Requirements:
Quote the listing below in its entirety.

# Records for the task start

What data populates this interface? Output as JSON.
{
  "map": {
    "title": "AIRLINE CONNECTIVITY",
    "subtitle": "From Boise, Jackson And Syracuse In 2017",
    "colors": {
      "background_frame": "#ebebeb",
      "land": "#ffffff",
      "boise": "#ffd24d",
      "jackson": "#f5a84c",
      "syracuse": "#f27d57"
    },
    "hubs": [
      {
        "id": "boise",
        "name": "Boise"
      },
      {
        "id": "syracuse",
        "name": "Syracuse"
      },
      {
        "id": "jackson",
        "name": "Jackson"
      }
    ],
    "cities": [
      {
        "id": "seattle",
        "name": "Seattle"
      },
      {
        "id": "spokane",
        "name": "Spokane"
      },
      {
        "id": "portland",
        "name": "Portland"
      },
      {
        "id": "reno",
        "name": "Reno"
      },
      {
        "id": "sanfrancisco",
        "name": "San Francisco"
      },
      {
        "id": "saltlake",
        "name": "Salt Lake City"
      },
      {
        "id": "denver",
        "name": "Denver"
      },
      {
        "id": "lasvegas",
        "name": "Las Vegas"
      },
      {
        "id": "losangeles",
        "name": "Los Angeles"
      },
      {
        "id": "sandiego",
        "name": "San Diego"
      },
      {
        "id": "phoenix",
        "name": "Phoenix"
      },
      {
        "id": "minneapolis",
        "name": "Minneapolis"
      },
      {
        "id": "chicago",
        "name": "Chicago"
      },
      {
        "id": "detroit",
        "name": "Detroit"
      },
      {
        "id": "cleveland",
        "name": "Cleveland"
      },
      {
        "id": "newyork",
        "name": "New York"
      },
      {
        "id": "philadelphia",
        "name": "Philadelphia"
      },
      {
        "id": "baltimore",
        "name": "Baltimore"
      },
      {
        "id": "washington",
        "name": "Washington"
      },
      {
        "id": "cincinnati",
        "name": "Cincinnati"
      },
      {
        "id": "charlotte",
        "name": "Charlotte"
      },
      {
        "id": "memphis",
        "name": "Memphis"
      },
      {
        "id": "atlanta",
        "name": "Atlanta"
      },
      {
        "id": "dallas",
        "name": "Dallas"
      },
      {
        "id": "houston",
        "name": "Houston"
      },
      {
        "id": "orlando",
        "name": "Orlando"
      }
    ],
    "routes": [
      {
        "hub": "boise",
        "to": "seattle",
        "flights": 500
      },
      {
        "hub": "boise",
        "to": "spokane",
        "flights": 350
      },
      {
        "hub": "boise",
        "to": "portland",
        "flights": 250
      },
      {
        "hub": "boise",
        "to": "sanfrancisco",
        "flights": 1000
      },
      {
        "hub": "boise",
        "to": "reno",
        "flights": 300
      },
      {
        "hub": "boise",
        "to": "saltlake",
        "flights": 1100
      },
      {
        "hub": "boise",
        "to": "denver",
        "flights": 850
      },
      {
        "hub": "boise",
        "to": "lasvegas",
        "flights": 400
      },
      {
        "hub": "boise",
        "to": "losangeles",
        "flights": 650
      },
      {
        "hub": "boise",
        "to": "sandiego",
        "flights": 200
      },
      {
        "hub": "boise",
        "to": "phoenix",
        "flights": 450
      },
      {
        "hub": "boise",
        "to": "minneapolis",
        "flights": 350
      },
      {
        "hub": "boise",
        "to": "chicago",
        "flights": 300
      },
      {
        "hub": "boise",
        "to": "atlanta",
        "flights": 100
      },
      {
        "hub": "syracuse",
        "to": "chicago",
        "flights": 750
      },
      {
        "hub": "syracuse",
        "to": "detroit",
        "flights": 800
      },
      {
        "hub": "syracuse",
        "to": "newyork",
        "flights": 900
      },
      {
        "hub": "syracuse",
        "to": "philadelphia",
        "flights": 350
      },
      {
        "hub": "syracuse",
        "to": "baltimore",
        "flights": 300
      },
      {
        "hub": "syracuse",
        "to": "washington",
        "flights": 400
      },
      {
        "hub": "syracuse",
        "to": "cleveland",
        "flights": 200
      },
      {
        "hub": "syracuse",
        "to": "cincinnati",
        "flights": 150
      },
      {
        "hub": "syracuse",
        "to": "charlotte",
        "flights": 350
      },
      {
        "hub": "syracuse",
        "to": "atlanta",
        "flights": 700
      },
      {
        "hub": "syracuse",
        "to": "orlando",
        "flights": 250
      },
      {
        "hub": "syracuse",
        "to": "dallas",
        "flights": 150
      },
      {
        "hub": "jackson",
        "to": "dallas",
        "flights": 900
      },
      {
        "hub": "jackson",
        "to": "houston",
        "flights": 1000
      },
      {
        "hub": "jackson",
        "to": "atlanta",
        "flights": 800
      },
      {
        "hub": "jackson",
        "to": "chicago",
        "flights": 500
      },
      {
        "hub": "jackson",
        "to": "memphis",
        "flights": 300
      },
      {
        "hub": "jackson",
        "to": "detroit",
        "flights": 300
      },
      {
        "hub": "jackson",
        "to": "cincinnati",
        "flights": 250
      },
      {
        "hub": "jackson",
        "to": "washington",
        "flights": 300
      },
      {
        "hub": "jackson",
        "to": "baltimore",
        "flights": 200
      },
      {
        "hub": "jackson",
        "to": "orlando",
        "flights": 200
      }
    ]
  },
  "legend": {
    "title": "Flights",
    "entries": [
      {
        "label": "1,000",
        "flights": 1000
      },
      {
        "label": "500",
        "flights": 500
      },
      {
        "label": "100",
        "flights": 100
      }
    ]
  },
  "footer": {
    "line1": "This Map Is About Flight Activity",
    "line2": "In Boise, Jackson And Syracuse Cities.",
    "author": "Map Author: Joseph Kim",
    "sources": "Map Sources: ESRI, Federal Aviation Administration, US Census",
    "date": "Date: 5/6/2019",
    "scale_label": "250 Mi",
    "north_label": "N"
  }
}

# Records for the task end

Task response:
What data populates this interface? Output as JSON.
{
  "map": {
    "title": "AIRLINE CONNECTIVITY",
    "subtitle": "From Boise, Jackson And Syracuse In 2017",
    "colors": {
      "background_frame": "#ebebeb",
      "land": "#ffffff",
      "boise": "#ffd24d",
      "jackson": "#f5a84c",
      "syracuse": "#f27d57"
    },
    "hubs": [
      {
        "id": "boise",
        "name": "Boise"
      },
      {
        "id": "syracuse",
        "name": "Syracuse"
      },
      {
        "id": "jackson",
        "name": "Jackson"
      }
    ],
    "cities": [
      {
        "id": "seattle",
        "name": "Seattle"
      },
      {
        "id": "spokane",
        "name": "Spokane"
      },
      {
        "id": "portland",
        "name": "Portland"
      },
      {
        "id": "reno",
        "name": "Reno"
      },
      {
        "id": "sanfrancisco",
        "name": "San Francisco"
      },
      {
        "id": "saltlake",
        "name": "Salt Lake City"
      },
      {
        "id": "denver",
        "name": "Denver"
      },
      {
        "id": "lasvegas",
        "name": "Las Vegas"
      },
      {
        "id": "losangeles",
        "name": "Los Angeles"
      },
      {
        "id": "sandiego",
        "name": "San Diego"
      },
      {
        "id": "phoenix",
        "name": "Phoenix"
      },
      {
        "id": "minneapolis",
        "name": "Minneapolis"
      },
      {
        "id": "chicago",
        "name": "Chicago"
      },
      {
        "id": "detroit",
        "name": "Detroit"
      },
      {
        "id": "cleveland",
        "name": "Cleveland"
      },
      {
        "id": "newyork",
        "name": "New York"
      },
      {
        "id": "philadelphia",
        "name": "Philadelphia"
      },
      {
        "id": "baltimore",
        "name": "Baltimore"
      },
      {
        "id": "washington",
        "name": "Washington"
      },
      {
        "id": "cincinnati",
        "name": "Cincinnati"
      },
      {
        "id": "charlotte",
        "name": "Charlotte"
      },
      {
        "id": "memphis",
        "name": "Memphis"
      },
      {
        "id": "atlanta",
        "name": "Atlanta"
      },
      {
        "id": "dallas",
        "name": "Dallas"
      },
      {
        "id": "houston",
        "name": "Houston"
      },
      {
        "id": "orlando",
        "name": "Orlando"
      }
    ],
    "routes": [
      {
        "hub": "boise",
        "to": "seattle",
        "flights": 500
      },
      {
        "hub": "boise",
        "to": "spokane",
        "flights": 350
      },
      {
        "hub": "boise",
        "to": "portland",
        "flights": 250
      },
      {
        "hub": "boise",
        "to": "sanfrancisco",
        "flights": 1000
      },
      {
        "hub": "boise",
        "to": "reno",
        "flights": 300
      },
      {
        "hub": "boise",
        "to": "saltlake",
        "flights": 1100
      },
      {
        "hub": "boise",
        "to": "denver",
        "flights": 850
      },
      {
        "hub": "boise",
        "to": "lasvegas",
        "flights": 400
      },
      {
        "hub": "boise",
        "to": "losangeles",
        "flights": 650
      },
      {
        "hub": "boise",
        "to": "sandiego",
        "flights": 200
      },
      {
        "hub": "boise",
        "to": "phoenix",
        "flights": 450
      },
      {
        "hub": "boise",
        "to": "minneapolis",
        "flights": 350
      },
      {
        "hub": "boise",
        "to": "chicago",
        "flights": 300
      },
      {
        "hub": "boise",
        "to": "atlanta",
        "flights": 100
      },
      {
        "hub": "syracuse",
        "to": "chicago",
        "flights": 750
      },
      {
        "hub": "syracuse",
        "to": "detroit",
        "flights": 800
      },
      {
        "hub": "syracuse",
        "to": "newyork",
        "flights": 900
      },
      {
        "hub": "syracuse",
        "to": "philadelphia",
        "flights": 350
      },
      {
        "hub": "syracuse",
        "to": "baltimore",
        "flights": 300
      },
      {
        "hub": "syracuse",
        "to": "washington",
        "flights": 400
      },
      {
        "hub": "syracuse",
        "to": "cleveland",
        "flights": 200
      },
      {
        "hub": "syracuse",
        "to": "cincinnati",
        "flights": 150
      },
      {
        "hub": "syracuse",
        "to": "charlotte",
        "flights": 350
      },
      {
        "hub": "syracuse",
        "to": "atlanta",
        "flights": 700
      },
      {
        "hub": "syracuse",
        "to": "orlando",
        "flights": 250
      },
      {
        "hub": "syracuse",
        "to": "dallas",
        "flights": 150
      },
      {
        "hub": "jackson",
        "to": "dallas",
        "flights": 900
      },
      {
        "hub": "jackson",
        "to": "houston",
        "flights": 1000
      },
      {
        "hub": "jackson",
        "to": "atlanta",
        "flights": 800
      },
      {
        "hub": "jackson",
        "to": "chicago",
        "flights": 500
      },
      {
        "hub": "jackson",
        "to": "memphis",
        "flights": 300
      },
      {
        "hub": "jackson",
        "to": "detroit",
        "flights": 300
      },
      {
        "hub": "jackson",
        "to": "cincinnati",
        "flights": 250
      },
      {
        "hub": "jackson",
        "to": "washington",
        "flights": 300
      },
      {
        "hub": "jackson",
        "to": "baltimore",
        "flights": 200
      },
      {
        "hub": "jackson",
        "to": "orlando",
        "flights": 200
      }
    ]
  },
  "legend": {
    "title": "Flights",
    "entries": [
      {
        "label": "1,000",
        "flights": 1000
      },
      {
        "label": "500",
        "flights": 500
      },
      {
        "label": "100",
        "flights": 100
      }
    ]
  },
  "footer": {
    "line1": "This Map Is About Flight Activity",
    "line2": "In Boise, Jackson And Syracuse Cities.",
    "author": "Map Author: Joseph Kim",
    "sources": "Map Sources: ESRI, Federal Aviation Administration, US Census",
    "date": "Date: 5/6/2019",
    "scale_label": "250 Mi",
    "north_label": "N"
  }
}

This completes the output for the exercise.